■ SHORT PROBLEM ■
Report each line of the data that has "JSON" somewhere in it.

■ SOURCE DATA ■
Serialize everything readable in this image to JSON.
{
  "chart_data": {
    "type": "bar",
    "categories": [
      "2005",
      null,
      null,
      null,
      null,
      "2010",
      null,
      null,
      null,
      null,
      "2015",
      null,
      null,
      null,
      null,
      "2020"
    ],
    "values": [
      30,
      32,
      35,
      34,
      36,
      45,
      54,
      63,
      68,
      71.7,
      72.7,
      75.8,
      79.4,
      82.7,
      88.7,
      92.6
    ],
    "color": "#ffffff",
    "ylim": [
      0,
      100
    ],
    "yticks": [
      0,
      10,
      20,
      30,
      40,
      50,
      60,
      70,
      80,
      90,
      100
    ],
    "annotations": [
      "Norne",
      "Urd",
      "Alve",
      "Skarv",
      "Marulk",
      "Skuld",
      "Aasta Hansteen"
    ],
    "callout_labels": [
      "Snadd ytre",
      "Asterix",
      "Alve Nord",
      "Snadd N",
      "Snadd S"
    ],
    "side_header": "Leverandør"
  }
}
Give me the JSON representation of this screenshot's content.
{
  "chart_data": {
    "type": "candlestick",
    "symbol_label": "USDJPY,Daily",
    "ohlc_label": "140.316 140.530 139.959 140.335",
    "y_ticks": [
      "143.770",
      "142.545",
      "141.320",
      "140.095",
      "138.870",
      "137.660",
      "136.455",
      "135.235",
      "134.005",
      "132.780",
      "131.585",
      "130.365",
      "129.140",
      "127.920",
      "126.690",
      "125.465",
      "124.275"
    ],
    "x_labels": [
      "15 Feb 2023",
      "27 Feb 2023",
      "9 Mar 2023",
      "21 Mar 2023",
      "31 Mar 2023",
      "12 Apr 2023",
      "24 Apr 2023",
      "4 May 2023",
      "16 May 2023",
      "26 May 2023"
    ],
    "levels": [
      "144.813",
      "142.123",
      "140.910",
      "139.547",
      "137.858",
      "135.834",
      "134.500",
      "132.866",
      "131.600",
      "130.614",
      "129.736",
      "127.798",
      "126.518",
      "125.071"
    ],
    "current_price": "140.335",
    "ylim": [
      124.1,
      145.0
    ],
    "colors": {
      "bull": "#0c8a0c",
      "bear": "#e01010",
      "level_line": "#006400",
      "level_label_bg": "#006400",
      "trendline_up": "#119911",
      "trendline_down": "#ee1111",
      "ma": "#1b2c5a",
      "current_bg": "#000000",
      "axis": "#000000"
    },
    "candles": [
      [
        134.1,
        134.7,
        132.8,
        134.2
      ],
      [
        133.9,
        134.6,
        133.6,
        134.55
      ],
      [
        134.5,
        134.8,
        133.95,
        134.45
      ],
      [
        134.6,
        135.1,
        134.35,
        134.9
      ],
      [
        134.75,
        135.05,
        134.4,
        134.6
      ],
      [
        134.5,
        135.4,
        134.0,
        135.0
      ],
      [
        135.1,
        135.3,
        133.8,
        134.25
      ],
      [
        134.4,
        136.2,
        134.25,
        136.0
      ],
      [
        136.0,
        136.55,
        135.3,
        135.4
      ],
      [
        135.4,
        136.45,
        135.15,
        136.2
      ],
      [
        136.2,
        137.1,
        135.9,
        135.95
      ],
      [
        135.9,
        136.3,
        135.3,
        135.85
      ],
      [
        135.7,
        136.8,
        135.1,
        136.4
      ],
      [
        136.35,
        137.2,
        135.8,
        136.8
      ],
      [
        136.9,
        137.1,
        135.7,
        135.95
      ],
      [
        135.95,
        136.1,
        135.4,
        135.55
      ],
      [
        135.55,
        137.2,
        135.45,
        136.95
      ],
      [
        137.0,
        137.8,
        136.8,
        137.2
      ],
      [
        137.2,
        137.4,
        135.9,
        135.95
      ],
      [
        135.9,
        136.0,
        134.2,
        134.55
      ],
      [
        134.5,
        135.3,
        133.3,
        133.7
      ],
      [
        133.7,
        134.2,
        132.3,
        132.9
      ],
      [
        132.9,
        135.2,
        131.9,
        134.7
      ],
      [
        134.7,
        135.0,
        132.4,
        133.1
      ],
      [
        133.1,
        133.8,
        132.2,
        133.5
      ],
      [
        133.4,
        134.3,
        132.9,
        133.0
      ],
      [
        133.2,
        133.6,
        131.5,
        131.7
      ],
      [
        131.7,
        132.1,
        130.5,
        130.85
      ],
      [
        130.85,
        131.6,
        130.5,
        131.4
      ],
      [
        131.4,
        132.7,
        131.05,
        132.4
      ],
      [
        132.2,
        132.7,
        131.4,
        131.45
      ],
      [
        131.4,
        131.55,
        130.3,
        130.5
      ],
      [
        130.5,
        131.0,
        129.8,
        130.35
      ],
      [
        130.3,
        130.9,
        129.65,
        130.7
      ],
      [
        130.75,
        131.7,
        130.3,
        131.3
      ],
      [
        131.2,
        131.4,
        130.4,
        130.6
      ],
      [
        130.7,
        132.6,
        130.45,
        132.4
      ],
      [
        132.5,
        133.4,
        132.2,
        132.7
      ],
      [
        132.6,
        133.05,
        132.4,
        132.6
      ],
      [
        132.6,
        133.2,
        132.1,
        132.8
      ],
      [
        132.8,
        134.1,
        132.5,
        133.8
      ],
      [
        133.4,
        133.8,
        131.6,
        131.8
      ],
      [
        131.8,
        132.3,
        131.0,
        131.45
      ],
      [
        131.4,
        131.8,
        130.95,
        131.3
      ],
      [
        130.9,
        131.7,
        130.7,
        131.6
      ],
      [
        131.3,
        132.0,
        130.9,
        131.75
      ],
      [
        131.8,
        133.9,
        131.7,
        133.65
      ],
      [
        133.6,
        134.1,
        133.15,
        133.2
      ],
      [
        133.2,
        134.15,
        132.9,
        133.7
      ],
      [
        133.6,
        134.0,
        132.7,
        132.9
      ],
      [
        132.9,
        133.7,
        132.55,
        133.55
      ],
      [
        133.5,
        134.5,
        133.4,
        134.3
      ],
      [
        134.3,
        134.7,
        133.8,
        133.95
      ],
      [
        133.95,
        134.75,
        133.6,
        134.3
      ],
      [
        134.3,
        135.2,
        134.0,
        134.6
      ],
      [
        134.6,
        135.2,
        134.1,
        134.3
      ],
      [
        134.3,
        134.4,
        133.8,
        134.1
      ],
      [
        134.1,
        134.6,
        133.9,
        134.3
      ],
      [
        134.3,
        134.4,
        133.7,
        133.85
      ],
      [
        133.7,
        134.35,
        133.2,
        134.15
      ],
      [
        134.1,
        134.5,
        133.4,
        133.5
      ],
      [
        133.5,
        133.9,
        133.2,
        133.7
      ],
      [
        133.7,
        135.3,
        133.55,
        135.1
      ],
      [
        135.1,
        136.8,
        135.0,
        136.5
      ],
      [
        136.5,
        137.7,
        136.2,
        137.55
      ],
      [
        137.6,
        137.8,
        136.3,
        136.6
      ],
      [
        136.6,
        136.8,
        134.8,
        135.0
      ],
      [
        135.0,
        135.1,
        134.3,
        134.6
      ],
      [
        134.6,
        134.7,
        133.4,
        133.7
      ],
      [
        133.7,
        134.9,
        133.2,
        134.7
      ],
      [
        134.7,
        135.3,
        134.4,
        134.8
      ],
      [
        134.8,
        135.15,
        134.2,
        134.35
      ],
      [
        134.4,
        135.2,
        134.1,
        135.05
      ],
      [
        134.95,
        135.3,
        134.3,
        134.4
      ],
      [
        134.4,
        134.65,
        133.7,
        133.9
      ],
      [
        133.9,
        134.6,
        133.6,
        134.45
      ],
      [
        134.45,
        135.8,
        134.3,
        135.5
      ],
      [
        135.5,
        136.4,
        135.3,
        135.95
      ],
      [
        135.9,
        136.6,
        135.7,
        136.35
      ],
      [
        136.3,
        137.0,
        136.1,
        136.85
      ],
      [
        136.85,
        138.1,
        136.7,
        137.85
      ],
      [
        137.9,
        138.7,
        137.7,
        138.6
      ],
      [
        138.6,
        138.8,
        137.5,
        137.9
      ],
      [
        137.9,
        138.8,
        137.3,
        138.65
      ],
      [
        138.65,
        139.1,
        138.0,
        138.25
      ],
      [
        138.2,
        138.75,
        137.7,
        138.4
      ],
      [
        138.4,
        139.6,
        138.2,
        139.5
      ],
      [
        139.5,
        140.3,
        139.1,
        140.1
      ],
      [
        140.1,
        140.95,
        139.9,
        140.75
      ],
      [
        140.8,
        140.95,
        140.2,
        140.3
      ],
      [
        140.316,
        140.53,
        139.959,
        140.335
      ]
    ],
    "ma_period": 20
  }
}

■ RESULT OF THE EXERCISE ■
Serialize everything readable in this image to JSON.
Give me the JSON representation of this screenshot's content.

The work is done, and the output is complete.